> [YOUR OBJECTIVE]
Quote everything from the line containing "plot-frame [306,489,526,677]" down to the line containing "observed-point [513,503,518,508]", both included, and nothing else.

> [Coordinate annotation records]
------
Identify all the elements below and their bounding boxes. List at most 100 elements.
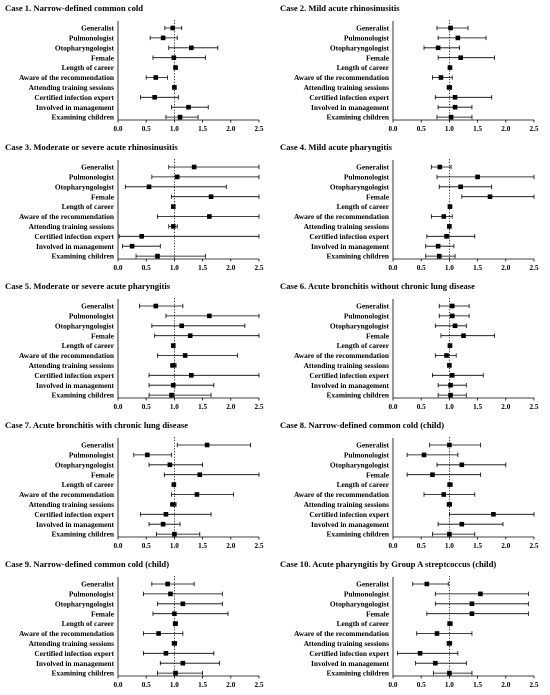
point-estimate — [491, 512, 496, 517]
row-label: Length of career — [62, 63, 115, 72]
point-estimate — [438, 75, 444, 80]
point-estimate — [448, 114, 454, 120]
x-tick-label: 0.0 — [114, 264, 123, 272]
point-estimate — [187, 333, 193, 338]
row-label: Otopharyngologist — [55, 43, 115, 52]
x-tick-label: 0.5 — [142, 542, 151, 550]
point-estimate — [171, 55, 177, 60]
x-tick-label: 2.5 — [530, 681, 539, 689]
point-estimate — [447, 343, 453, 348]
point-estimate — [170, 25, 176, 31]
point-estimate — [182, 353, 188, 358]
row-label: Attending training sessions — [304, 639, 390, 648]
row-label: Length of career — [62, 619, 115, 628]
row-label: Generalist — [81, 24, 114, 33]
row-label: Generalist — [81, 580, 114, 589]
x-tick-label: 1.0 — [445, 681, 454, 689]
row-label: Pulmonologist — [344, 173, 390, 182]
point-estimate — [160, 35, 166, 41]
row-label: Aware of the recommendation — [294, 212, 389, 221]
x-tick-label: 2.0 — [226, 542, 235, 550]
x-tick-label: 0.0 — [389, 403, 398, 411]
point-estimate — [170, 224, 176, 229]
point-estimate — [171, 482, 177, 487]
row-label: Aware of the recommendation — [19, 351, 114, 360]
point-estimate — [452, 104, 458, 110]
row-label: Attending training sessions — [29, 639, 115, 648]
x-tick-label: 2.0 — [501, 403, 510, 411]
point-estimate — [191, 164, 197, 170]
point-estimate — [447, 621, 453, 626]
point-estimate — [160, 521, 166, 527]
point-estimate — [145, 452, 150, 458]
x-tick-label: 1.5 — [473, 681, 482, 689]
row-label: Examining children — [327, 669, 390, 678]
x-tick-label: 2.0 — [226, 681, 235, 689]
point-estimate — [163, 512, 169, 517]
x-tick-label: 1.5 — [198, 542, 207, 550]
chart-title: Case 3. Moderate or severe acute rhinosi… — [5, 142, 178, 152]
point-estimate — [458, 184, 463, 190]
point-estimate — [437, 164, 443, 170]
point-estimate — [447, 502, 452, 507]
row-label: Pulmonologist — [69, 312, 115, 321]
x-tick-label: 0.0 — [114, 542, 123, 550]
point-estimate — [189, 373, 194, 378]
x-tick-label: 0.5 — [417, 403, 426, 411]
x-tick-label: 1.0 — [170, 264, 179, 272]
x-tick-label: 1.0 — [170, 403, 179, 411]
point-estimate — [170, 382, 176, 388]
point-estimate — [433, 660, 438, 666]
row-label: Pulmonologist — [344, 34, 390, 43]
row-label: Otopharyngologist — [55, 321, 115, 330]
x-tick-label: 2.0 — [501, 125, 510, 133]
point-estimate — [447, 641, 452, 646]
point-estimate — [163, 651, 169, 656]
x-tick-label: 0.0 — [389, 264, 398, 272]
row-label: Female — [91, 609, 115, 618]
chart-title: Case 9. Narrow-defined common cold (chil… — [5, 559, 169, 569]
x-tick-label: 1.0 — [170, 542, 179, 550]
point-estimate — [478, 591, 483, 597]
point-estimate — [447, 224, 452, 229]
point-estimate — [448, 25, 453, 31]
point-estimate — [180, 601, 186, 607]
chart-title: Case 7. Acute bronchitis with chronic lu… — [5, 420, 188, 430]
row-label: Aware of the recommendation — [19, 629, 114, 638]
row-label: Female — [91, 53, 115, 62]
x-tick-label: 0.0 — [389, 125, 398, 133]
chart-panel-10: Case 10. Acute pharyngitis by Group A st… — [280, 559, 539, 689]
x-tick-label: 0.0 — [114, 403, 123, 411]
point-estimate — [168, 591, 173, 597]
point-estimate — [139, 234, 144, 239]
point-estimate — [444, 353, 449, 358]
row-label: Examining children — [327, 391, 390, 400]
point-estimate — [172, 85, 177, 90]
row-label: Otopharyngologist — [330, 460, 390, 469]
row-label: Involved in management — [36, 659, 115, 668]
row-label: Certified infection expert — [309, 232, 389, 241]
row-label: Aware of the recommendation — [294, 351, 389, 360]
row-label: Involved in management — [36, 520, 115, 529]
point-estimate — [180, 660, 186, 666]
row-label: Otopharyngologist — [330, 321, 390, 330]
x-tick-label: 1.5 — [473, 264, 482, 272]
point-estimate — [475, 174, 480, 180]
point-estimate — [170, 204, 176, 209]
row-label: Examining children — [327, 113, 390, 122]
point-estimate — [172, 611, 177, 616]
row-label: Aware of the recommendation — [294, 73, 389, 82]
chart-title: Case 8. Narrow-defined common cold (chil… — [280, 420, 444, 430]
point-estimate — [436, 253, 442, 259]
point-estimate — [447, 482, 453, 487]
x-tick-label: 2.5 — [255, 125, 264, 133]
point-estimate — [441, 492, 447, 497]
row-label: Female — [366, 331, 390, 340]
row-label: Certified infection expert — [34, 510, 114, 519]
x-tick-label: 0.5 — [417, 264, 426, 272]
point-estimate — [421, 452, 427, 458]
row-label: Certified infection expert — [34, 232, 114, 241]
row-label: Female — [366, 470, 390, 479]
chart-panel-2: Case 2. Mild acute rhinosinusitis 0.0 0.5 1… — [280, 3, 539, 133]
x-tick-label: 2.5 — [530, 403, 539, 411]
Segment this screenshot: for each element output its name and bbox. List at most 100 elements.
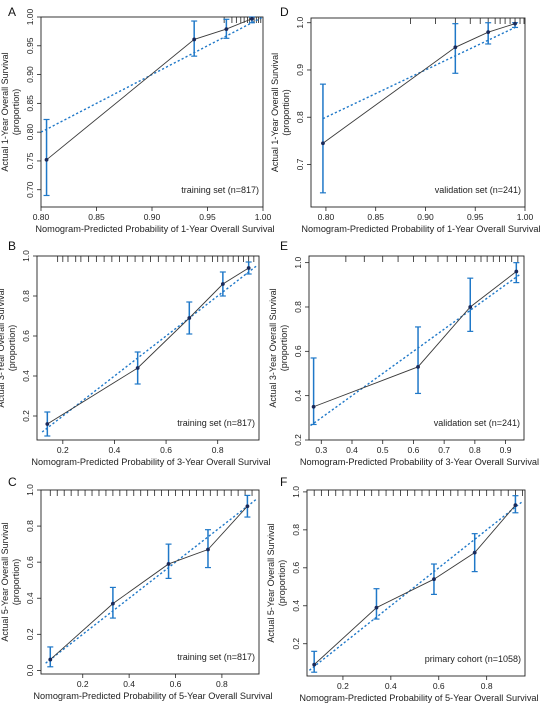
plot-frame [306,489,526,677]
observed-point [472,550,477,555]
y-axis-label-unit: (proportion) [277,560,287,607]
observed-point [311,404,316,409]
y-axis-label-unit: (proportion) [7,325,17,372]
y-tick-label: 0.80 [25,124,35,141]
observed-line [46,18,253,161]
ideal-line [322,26,516,120]
observed-point [513,503,518,508]
y-tick-label: 0.0 [25,664,35,676]
plot-frame [40,489,260,675]
calibration-panel-e: E 0.3 0.4 0.5 0.6 0.7 0.8 0.9 0.2 0.4 0.6 0.8 1.0 Nom… [268,239,539,467]
observed-point [432,577,436,582]
x-tick-label: 0.8 [469,445,481,455]
y-tick-label: 1.0 [291,486,301,498]
ideal-line [308,500,524,671]
observed-point [135,366,140,370]
observed-line [313,271,517,408]
observed-point [45,422,50,426]
x-tick-label: 0.6 [160,445,172,455]
x-tick-label: 0.6 [433,681,445,691]
y-axis-label-unit: (proportion) [279,325,289,372]
y-tick-label: 0.8 [291,524,301,536]
plot-frame [36,255,260,441]
observed-point [486,30,491,35]
y-tick-label: 0.8 [25,520,35,532]
y-tick-label: 0.4 [293,389,303,401]
x-tick-label: 1.00 [517,212,534,222]
x-tick-label: 0.85 [88,212,105,222]
observed-point [166,562,171,566]
ideal-line [310,273,522,427]
observed-line [49,505,248,660]
ideal-line [41,265,257,433]
observed-line [47,267,249,425]
panel-letter: F [280,475,287,489]
observed-line [313,504,516,665]
cohort-annotation: training set (n=817) [177,418,255,428]
x-tick-label: 0.4 [109,445,121,455]
observed-point [250,16,254,21]
y-tick-label: 0.2 [293,434,303,446]
cohort-annotation: validation set (n=241) [435,185,521,195]
y-axis-label: Actual 5-Year Overall Survival [0,522,10,641]
x-tick-label: 1.00 [255,212,272,222]
observed-point [513,21,517,26]
x-tick-label: 0.8 [212,445,224,455]
panel-letter: A [8,5,16,19]
x-tick-label: 0.95 [199,212,216,222]
y-axis-label: Actual 5-Year Overall Survival [266,523,276,642]
x-tick-label: 0.85 [367,212,384,222]
x-axis-label: Nomogram-Predicted Probability of 1-Year… [35,224,274,234]
cohort-annotation: training set (n=817) [181,185,259,195]
observed-point [224,27,229,31]
x-tick-label: 0.90 [417,212,434,222]
x-tick-label: 0.4 [346,445,358,455]
y-tick-label: 0.85 [25,95,35,112]
x-tick-label: 0.2 [77,679,89,689]
y-tick-label: 1.00 [25,8,35,25]
x-tick-label: 0.6 [408,445,420,455]
y-tick-label: 1.0 [25,484,35,496]
y-tick-label: 0.8 [295,111,305,123]
y-tick-label: 0.2 [25,628,35,640]
x-tick-label: 0.8 [216,679,228,689]
y-tick-label: 0.6 [25,556,35,568]
observed-point [187,316,192,320]
x-axis-label: Nomogram-Predicted Probability of 5-Year… [299,693,538,703]
y-axis-label-unit: (proportion) [281,89,291,136]
y-tick-label: 0.9 [295,64,305,76]
ideal-line [40,16,264,133]
observed-point [468,305,473,309]
observed-point [44,157,49,162]
observed-point [192,37,197,42]
y-axis-label-unit: (proportion) [11,559,21,606]
observed-point [514,269,519,274]
x-tick-label: 0.80 [33,212,50,222]
y-tick-label: 0.90 [25,66,35,83]
observed-point [245,504,250,509]
x-tick-label: 0.2 [57,445,69,455]
y-tick-label: 0.8 [293,301,303,313]
observed-point [246,266,251,270]
x-tick-label: 0.95 [467,212,484,222]
y-tick-label: 0.70 [25,181,35,198]
x-tick-label: 0.80 [318,212,335,222]
cohort-annotation: primary cohort (n=1058) [425,654,521,664]
observed-point [416,364,420,369]
x-tick-label: 0.6 [170,679,182,689]
observed-point [206,547,210,552]
observed-point [48,657,53,662]
y-axis-label: Actual 3-Year Overall Survival [0,288,6,407]
cohort-annotation: training set (n=817) [177,652,255,662]
y-axis-label: Actual 1-Year Overall Survival [270,53,280,172]
y-tick-label: 0.95 [25,37,35,54]
y-tick-label: 0.4 [291,600,301,612]
plot-frame [308,255,525,441]
plot-frame [40,16,264,208]
y-tick-label: 0.2 [291,638,301,650]
x-tick-label: 0.7 [438,445,450,455]
x-tick-label: 0.8 [481,681,493,691]
y-tick-label: 0.6 [293,345,303,357]
y-tick-label: 0.7 [295,158,305,170]
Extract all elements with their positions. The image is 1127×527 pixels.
------
> [EXERCISE ANSWER]
plot-frame [306,489,526,677]
observed-point [472,550,477,555]
y-axis-label-unit: (proportion) [277,560,287,607]
observed-point [311,404,316,409]
y-axis-label-unit: (proportion) [7,325,17,372]
y-tick-label: 0.80 [25,124,35,141]
observed-line [46,18,253,161]
ideal-line [322,26,516,120]
observed-point [513,503,518,508]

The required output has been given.